__WHAT NEEDS TO BE DONE__:
Reproduce each record below exactly as written.

* START INPUT MATERIAL *

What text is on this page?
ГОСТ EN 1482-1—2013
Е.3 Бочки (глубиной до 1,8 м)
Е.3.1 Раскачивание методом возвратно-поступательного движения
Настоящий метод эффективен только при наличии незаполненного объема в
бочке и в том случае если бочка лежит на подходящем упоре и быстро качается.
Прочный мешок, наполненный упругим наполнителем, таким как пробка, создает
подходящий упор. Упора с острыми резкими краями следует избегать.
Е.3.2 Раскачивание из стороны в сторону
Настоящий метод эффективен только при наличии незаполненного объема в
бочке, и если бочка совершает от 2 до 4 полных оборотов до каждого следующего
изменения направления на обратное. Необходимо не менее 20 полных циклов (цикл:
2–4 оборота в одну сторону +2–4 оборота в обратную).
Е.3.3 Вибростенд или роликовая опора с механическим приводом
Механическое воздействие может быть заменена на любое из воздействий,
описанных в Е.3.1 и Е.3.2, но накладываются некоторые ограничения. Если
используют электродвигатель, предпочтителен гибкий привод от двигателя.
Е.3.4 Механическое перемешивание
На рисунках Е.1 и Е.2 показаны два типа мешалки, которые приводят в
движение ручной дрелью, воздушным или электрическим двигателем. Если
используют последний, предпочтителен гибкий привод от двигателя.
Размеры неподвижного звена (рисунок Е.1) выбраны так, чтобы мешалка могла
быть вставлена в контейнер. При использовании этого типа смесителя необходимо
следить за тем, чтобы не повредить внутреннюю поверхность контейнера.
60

* END INPUT MATERIAL *

__FINISHED EXERCISE__:
What text is on this page?
ГОСТ EN 1482-1—2013
Е.3 Бочки (глубиной до 1,8 м)
Е.3.1 Раскачивание методом возвратно-поступательного движения
Настоящий метод эффективен только при наличии незаполненного объема в
бочке и в том случае если бочка лежит на подходящем упоре и быстро качается.
Прочный мешок, наполненный упругим наполнителем, таким как пробка, создает
подходящий упор. Упора с острыми резкими краями следует избегать.
Е.3.2 Раскачивание из стороны в сторону
Настоящий метод эффективен только при наличии незаполненного объема в
бочке, и если бочка совершает от 2 до 4 полных оборотов до каждого следующего
изменения направления на обратное. Необходимо не менее 20 полных циклов (цикл:
2–4 оборота в одну сторону +2–4 оборота в обратную).
Е.3.3 Вибростенд или роликовая опора с механическим приводом
Механическое воздействие может быть заменена на любое из воздействий,
описанных в Е.3.1 и Е.3.2, но накладываются некоторые ограничения. Если
используют электродвигатель, предпочтителен гибкий привод от двигателя.
Е.3.4 Механическое перемешивание
На рисунках Е.1 и Е.2 показаны два типа мешалки, которые приводят в
движение ручной дрелью, воздушным или электрическим двигателем. Если
используют последний, предпочтителен гибкий привод от двигателя.
Размеры неподвижного звена (рисунок Е.1) выбраны так, чтобы мешалка могла
быть вставлена в контейнер. При использовании этого типа смесителя необходимо
следить за тем, чтобы не повредить внутреннюю поверхность контейнера.
60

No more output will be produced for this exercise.